THE REQUEST.
Copy all lines below containing "Video".

━━━━━ LISTING ━━━━━

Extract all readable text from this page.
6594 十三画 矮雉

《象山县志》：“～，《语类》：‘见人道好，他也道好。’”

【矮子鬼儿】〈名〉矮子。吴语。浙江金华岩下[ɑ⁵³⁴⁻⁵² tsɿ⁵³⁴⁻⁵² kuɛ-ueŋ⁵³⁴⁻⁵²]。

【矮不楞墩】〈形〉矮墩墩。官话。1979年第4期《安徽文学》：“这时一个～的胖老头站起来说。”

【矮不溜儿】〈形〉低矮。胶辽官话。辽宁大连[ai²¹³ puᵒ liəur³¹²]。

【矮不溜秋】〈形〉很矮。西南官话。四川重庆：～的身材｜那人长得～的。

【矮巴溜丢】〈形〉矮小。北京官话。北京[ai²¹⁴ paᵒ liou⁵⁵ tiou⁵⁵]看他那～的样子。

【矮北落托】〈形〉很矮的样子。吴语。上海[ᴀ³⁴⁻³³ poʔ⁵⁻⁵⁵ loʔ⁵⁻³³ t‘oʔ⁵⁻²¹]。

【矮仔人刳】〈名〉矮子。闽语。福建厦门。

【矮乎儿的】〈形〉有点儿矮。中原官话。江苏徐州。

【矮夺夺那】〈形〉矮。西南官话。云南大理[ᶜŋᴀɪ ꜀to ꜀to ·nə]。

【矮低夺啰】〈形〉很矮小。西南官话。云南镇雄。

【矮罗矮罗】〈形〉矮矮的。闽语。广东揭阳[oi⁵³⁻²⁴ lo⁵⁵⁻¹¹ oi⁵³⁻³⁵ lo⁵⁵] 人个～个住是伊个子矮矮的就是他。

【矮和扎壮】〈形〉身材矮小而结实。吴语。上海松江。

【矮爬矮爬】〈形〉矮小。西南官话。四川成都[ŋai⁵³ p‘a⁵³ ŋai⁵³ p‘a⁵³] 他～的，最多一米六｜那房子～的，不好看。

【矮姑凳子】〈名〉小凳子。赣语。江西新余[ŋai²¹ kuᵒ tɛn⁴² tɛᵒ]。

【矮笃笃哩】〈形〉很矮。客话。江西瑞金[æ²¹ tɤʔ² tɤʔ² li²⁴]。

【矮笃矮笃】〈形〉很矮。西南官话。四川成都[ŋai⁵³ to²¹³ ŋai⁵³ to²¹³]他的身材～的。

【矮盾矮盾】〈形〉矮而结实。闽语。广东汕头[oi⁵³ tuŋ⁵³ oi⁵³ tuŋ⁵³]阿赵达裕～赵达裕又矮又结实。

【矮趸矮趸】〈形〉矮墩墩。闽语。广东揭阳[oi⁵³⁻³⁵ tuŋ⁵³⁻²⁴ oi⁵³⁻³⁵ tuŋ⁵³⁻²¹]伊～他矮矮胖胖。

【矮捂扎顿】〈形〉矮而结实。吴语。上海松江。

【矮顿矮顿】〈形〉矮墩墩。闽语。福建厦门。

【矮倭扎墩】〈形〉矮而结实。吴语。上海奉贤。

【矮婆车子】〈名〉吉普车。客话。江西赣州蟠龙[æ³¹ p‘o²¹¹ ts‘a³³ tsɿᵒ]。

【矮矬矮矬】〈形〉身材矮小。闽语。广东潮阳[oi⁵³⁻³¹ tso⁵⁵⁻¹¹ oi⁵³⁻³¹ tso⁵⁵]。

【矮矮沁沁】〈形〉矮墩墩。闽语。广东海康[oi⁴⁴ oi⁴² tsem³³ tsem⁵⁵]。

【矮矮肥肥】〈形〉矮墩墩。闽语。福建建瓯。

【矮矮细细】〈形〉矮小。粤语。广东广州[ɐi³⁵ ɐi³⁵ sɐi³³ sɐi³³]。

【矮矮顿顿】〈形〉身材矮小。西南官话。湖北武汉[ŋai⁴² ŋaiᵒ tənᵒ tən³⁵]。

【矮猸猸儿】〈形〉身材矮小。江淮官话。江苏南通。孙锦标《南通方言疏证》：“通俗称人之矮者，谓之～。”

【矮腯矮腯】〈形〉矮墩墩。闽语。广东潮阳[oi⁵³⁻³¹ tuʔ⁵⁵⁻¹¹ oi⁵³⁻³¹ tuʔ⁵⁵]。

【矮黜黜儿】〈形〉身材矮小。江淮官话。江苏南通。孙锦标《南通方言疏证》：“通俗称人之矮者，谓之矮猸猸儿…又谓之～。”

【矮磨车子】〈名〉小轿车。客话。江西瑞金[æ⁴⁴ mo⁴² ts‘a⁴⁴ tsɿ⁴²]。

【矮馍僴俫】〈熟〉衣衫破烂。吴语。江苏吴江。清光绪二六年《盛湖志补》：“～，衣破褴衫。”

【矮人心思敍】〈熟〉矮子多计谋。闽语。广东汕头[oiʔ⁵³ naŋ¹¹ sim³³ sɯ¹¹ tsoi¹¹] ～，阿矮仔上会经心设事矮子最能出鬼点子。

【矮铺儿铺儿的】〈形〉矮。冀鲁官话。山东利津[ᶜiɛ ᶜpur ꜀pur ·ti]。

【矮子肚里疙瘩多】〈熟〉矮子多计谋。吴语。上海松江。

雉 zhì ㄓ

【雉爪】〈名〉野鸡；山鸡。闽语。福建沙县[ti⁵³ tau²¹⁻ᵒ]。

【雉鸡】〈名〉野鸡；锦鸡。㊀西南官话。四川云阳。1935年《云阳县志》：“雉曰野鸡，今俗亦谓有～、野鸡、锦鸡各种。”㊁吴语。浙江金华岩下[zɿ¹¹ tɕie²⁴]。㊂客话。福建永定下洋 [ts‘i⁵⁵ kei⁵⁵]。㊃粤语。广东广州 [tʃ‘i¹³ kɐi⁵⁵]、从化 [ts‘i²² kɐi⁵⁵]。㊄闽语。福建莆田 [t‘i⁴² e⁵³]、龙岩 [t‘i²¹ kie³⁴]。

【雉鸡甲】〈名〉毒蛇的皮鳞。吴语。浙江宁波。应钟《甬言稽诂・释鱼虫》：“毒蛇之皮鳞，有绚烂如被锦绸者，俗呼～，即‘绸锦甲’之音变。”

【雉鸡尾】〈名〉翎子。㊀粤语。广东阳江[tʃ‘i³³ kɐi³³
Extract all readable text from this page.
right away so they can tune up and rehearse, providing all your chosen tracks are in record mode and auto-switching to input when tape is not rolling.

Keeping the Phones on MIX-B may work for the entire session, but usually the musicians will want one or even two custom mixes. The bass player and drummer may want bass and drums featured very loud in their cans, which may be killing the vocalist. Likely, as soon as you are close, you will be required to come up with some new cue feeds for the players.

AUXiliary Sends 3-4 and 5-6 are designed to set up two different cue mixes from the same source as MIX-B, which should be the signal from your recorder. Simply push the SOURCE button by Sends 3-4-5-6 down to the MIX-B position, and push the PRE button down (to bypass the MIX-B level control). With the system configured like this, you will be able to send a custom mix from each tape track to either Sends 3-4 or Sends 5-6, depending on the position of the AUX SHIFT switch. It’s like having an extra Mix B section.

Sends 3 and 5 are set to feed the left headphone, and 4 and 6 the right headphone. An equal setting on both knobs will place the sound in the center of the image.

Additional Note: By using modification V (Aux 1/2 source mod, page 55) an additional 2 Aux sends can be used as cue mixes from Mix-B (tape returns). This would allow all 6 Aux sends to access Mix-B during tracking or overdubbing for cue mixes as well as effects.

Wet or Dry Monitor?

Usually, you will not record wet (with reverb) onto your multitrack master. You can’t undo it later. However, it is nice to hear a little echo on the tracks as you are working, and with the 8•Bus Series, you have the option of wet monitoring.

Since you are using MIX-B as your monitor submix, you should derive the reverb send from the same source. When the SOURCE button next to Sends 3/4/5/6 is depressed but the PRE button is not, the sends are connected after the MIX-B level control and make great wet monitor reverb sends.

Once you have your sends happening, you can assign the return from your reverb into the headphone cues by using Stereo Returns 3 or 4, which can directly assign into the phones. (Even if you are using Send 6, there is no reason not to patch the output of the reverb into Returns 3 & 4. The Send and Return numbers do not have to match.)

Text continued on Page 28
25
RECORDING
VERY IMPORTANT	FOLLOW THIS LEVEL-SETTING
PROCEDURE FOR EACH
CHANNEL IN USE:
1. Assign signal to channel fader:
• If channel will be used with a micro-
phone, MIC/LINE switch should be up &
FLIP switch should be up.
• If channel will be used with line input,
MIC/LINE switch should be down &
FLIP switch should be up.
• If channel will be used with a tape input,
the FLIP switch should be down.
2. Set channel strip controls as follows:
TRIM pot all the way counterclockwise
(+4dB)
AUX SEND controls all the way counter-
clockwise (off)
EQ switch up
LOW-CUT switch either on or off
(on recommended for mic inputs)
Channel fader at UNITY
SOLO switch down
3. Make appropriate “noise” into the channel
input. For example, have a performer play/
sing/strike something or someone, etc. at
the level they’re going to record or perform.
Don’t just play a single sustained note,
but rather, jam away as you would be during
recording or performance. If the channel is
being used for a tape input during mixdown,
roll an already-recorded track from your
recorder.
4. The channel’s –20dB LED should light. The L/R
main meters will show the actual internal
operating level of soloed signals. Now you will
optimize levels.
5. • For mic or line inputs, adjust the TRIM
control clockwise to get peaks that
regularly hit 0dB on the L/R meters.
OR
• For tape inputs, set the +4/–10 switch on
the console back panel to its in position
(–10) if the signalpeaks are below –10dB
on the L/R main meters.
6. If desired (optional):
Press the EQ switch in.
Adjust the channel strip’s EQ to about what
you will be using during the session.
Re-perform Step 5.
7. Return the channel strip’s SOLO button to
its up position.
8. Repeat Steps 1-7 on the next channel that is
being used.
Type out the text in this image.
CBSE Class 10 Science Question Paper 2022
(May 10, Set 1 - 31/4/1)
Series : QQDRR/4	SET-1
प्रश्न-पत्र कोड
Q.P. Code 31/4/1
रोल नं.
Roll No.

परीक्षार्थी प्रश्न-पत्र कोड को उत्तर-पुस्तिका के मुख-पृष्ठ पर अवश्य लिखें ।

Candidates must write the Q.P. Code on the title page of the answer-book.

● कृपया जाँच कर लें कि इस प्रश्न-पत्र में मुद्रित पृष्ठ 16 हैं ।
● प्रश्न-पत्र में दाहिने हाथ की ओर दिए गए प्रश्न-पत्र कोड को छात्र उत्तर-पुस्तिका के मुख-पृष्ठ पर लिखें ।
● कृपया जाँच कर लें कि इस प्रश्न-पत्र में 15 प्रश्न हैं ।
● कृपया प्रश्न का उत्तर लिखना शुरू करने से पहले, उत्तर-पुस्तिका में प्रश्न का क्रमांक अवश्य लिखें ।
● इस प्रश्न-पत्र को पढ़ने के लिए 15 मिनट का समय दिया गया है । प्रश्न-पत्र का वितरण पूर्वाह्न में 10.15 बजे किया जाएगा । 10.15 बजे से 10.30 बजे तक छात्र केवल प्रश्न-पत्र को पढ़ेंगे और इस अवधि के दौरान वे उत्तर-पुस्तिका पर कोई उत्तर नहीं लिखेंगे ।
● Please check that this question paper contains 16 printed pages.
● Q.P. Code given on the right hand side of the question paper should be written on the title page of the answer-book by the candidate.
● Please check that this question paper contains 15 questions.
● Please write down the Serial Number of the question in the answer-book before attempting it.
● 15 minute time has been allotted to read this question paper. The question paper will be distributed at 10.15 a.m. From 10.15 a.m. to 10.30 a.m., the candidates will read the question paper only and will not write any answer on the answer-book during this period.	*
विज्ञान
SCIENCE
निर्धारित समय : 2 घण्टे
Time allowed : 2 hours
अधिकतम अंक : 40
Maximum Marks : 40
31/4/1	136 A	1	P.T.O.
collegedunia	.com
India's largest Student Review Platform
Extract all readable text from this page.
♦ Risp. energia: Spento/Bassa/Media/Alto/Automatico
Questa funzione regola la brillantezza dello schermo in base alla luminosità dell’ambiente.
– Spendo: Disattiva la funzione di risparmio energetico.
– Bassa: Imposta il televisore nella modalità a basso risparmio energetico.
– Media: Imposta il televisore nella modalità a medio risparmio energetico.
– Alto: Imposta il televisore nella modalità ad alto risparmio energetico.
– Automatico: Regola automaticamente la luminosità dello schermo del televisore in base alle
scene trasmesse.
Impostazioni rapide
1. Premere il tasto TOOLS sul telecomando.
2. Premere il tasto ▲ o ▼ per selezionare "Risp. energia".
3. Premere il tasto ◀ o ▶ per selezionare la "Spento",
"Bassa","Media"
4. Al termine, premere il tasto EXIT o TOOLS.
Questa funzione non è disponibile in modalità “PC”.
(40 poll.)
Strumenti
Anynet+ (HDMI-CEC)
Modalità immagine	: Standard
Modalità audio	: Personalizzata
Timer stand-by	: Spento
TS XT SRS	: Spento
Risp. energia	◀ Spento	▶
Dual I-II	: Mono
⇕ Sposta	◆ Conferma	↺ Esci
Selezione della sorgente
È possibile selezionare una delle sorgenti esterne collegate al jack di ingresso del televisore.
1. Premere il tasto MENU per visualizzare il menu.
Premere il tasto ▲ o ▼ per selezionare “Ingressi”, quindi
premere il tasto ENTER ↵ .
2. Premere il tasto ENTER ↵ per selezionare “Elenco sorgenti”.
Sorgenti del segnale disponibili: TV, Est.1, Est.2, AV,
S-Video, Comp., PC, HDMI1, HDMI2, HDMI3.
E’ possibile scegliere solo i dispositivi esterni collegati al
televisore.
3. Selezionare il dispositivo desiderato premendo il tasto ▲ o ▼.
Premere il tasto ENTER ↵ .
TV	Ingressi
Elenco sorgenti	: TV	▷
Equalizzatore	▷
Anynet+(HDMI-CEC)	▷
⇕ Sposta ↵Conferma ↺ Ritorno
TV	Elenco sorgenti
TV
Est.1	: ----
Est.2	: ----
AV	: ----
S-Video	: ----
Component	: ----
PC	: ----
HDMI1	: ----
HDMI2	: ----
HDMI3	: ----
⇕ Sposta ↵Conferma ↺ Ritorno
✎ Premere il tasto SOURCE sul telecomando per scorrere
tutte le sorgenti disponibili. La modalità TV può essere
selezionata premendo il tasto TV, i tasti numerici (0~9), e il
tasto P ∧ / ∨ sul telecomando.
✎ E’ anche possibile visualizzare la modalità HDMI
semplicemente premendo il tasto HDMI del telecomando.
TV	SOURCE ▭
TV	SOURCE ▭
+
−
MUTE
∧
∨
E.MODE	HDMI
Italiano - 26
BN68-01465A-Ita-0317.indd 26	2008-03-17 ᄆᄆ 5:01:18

━━━━━

RESULT FOR THIS EXERCISE.
S-Video, Comp., PC, HDMI1, HDMI2, HDMI3.
S-Video	: ----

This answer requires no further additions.